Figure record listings
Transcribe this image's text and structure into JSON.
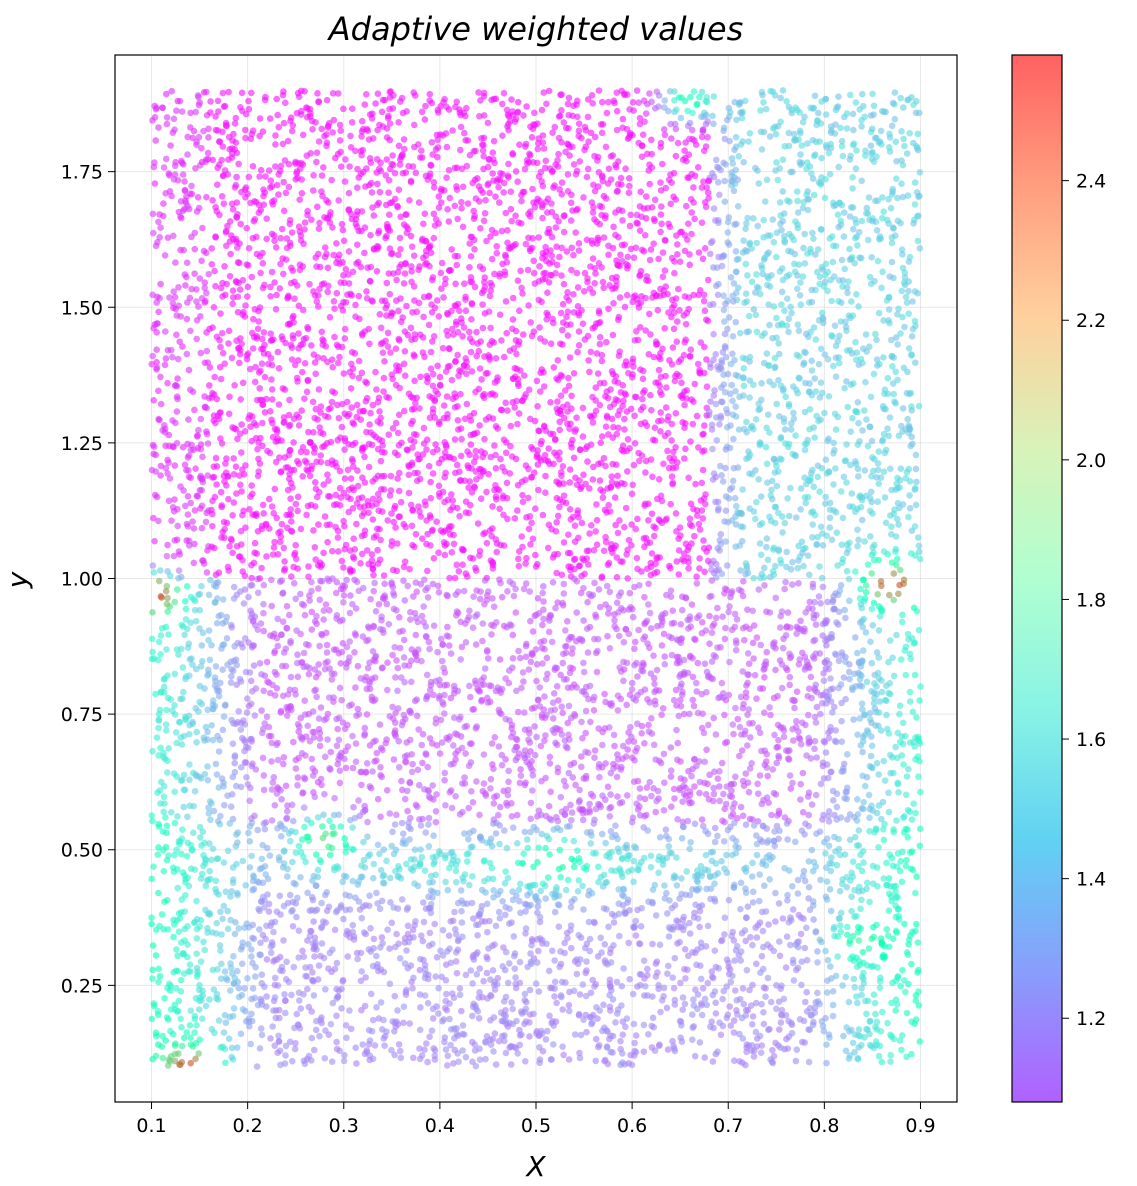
{
  "chart_data": {
    "type": "scatter",
    "title": "Adaptive weighted values",
    "xlabel": "X",
    "ylabel": "y",
    "xlim": [
      0.062,
      0.938
    ],
    "ylim": [
      0.035,
      1.965
    ],
    "xticks": [
      0.1,
      0.2,
      0.3,
      0.4,
      0.5,
      0.6,
      0.7,
      0.8,
      0.9
    ],
    "xtick_labels": [
      "0.1",
      "0.2",
      "0.3",
      "0.4",
      "0.5",
      "0.6",
      "0.7",
      "0.8",
      "0.9"
    ],
    "yticks": [
      0.25,
      0.5,
      0.75,
      1.0,
      1.25,
      1.5,
      1.75
    ],
    "ytick_labels": [
      "0.25",
      "0.50",
      "0.75",
      "1.00",
      "1.25",
      "1.50",
      "1.75"
    ],
    "grid": true,
    "colormap": "rainbow",
    "marker_alpha": 0.6,
    "colorbar": {
      "min": 1.08,
      "max": 2.58,
      "ticks": [
        1.2,
        1.4,
        1.6,
        1.8,
        2.0,
        2.2,
        2.4
      ],
      "tick_labels": [
        "1.2",
        "1.4",
        "1.6",
        "1.8",
        "2.0",
        "2.2",
        "2.4"
      ]
    },
    "point_count": 9000,
    "domain": {
      "x": [
        0.1,
        0.9
      ],
      "y": [
        0.1,
        1.9
      ]
    },
    "regions": [
      {
        "name": "upper-left",
        "x": [
          0.1,
          0.7
        ],
        "y": [
          1.0,
          1.9
        ],
        "typical_value": 1.1
      },
      {
        "name": "upper-right",
        "x": [
          0.7,
          0.9
        ],
        "y": [
          1.0,
          1.9
        ],
        "typical_value": 1.5
      },
      {
        "name": "lower-center",
        "x": [
          0.2,
          0.8
        ],
        "y": [
          0.1,
          1.0
        ],
        "typical_value": 1.3
      },
      {
        "name": "lower-left-edge",
        "x": [
          0.1,
          0.2
        ],
        "y": [
          0.1,
          1.0
        ],
        "typical_value": 1.75
      },
      {
        "name": "lower-right-edge",
        "x": [
          0.8,
          0.9
        ],
        "y": [
          0.1,
          1.0
        ],
        "typical_value": 1.7
      }
    ],
    "hotspots": [
      {
        "x": 0.1,
        "y": 0.97,
        "value": 2.5
      },
      {
        "x": 0.87,
        "y": 0.99,
        "value": 2.5
      },
      {
        "x": 0.14,
        "y": 0.1,
        "value": 2.45
      },
      {
        "x": 0.28,
        "y": 0.52,
        "value": 2.1
      },
      {
        "x": 0.52,
        "y": 0.48,
        "value": 1.9
      },
      {
        "x": 0.84,
        "y": 0.33,
        "value": 1.95
      },
      {
        "x": 0.66,
        "y": 1.88,
        "value": 1.85
      }
    ]
  }
}
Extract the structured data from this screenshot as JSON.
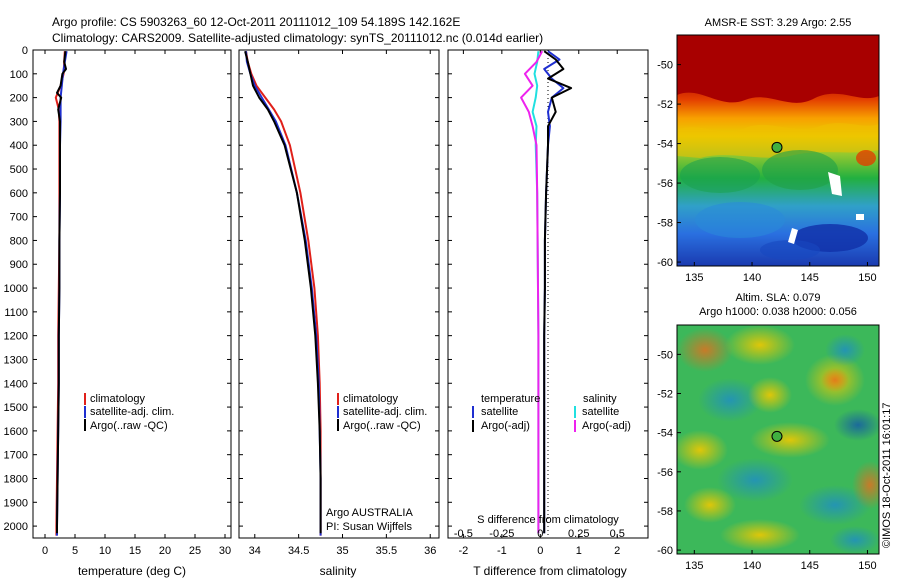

§ **What the task asks**
Copy out all the data exactly; skip the pictures.

§ **Written solution**
Transcribe this image's text and structure into JSON.
{
  "chart_data": {
    "type": "scatter",
    "title": "Adaptive weighted values",
    "xlabel": "X",
    "ylabel": "y",
    "xlim": [
      0.062,
      0.938
    ],
    "ylim": [
      0.035,
      1.965
    ],
    "xticks": [
      0.1,
      0.2,
      0.3,
      0.4,
      0.5,
      0.6,
      0.7,
      0.8,
      0.9
    ],
    "xtick_labels": [
      "0.1",
      "0.2",
      "0.3",
      "0.4",
      "0.5",
      "0.6",
      "0.7",
      "0.8",
      "0.9"
    ],
    "yticks": [
      0.25,
      0.5,
      0.75,
      1.0,
      1.25,
      1.5,
      1.75
    ],
    "ytick_labels": [
      "0.25",
      "0.50",
      "0.75",
      "1.00",
      "1.25",
      "1.50",
      "1.75"
    ],
    "grid": true,
    "colormap": "rainbow",
    "marker_alpha": 0.6,
    "colorbar": {
      "min": 1.08,
      "max": 2.58,
      "ticks": [
        1.2,
        1.4,
        1.6,
        1.8,
        2.0,
        2.2,
        2.4
      ],
      "tick_labels": [
        "1.2",
        "1.4",
        "1.6",
        "1.8",
        "2.0",
        "2.2",
        "2.4"
      ]
    },
    "point_count": 9000,
    "domain": {
      "x": [
        0.1,
        0.9
      ],
      "y": [
        0.1,
        1.9
      ]
    },
    "regions": [
      {
        "name": "upper-left",
        "x": [
          0.1,
          0.7
        ],
        "y": [
          1.0,
          1.9
        ],
        "typical_value": 1.1
      },
      {
        "name": "upper-right",
        "x": [
          0.7,
          0.9
        ],
        "y": [
          1.0,
          1.9
        ],
        "typical_value": 1.5
      },
      {
        "name": "lower-center",
        "x": [
          0.2,
          0.8
        ],
        "y": [
          0.1,
          1.0
        ],
        "typical_value": 1.3
      },
      {
        "name": "lower-left-edge",
        "x": [
          0.1,
          0.2
        ],
        "y": [
          0.1,
          1.0
        ],
        "typical_value": 1.75
      },
      {
        "name": "lower-right-edge",
        "x": [
          0.8,
          0.9
        ],
        "y": [
          0.1,
          1.0
        ],
        "typical_value": 1.7
      }
    ],
    "hotspots": [
      {
        "x": 0.1,
        "y": 0.97,
        "value": 2.5
      },
      {
        "x": 0.87,
        "y": 0.99,
        "value": 2.5
      },
      {
        "x": 0.14,
        "y": 0.1,
        "value": 2.45
      },
      {
        "x": 0.28,
        "y": 0.52,
        "value": 2.1
      },
      {
        "x": 0.52,
        "y": 0.48,
        "value": 1.9
      },
      {
        "x": 0.84,
        "y": 0.33,
        "value": 1.95
      },
      {
        "x": 0.66,
        "y": 1.88,
        "value": 1.85
      }
    ]
  }
}
Extract the structured data from this screenshot as JSON.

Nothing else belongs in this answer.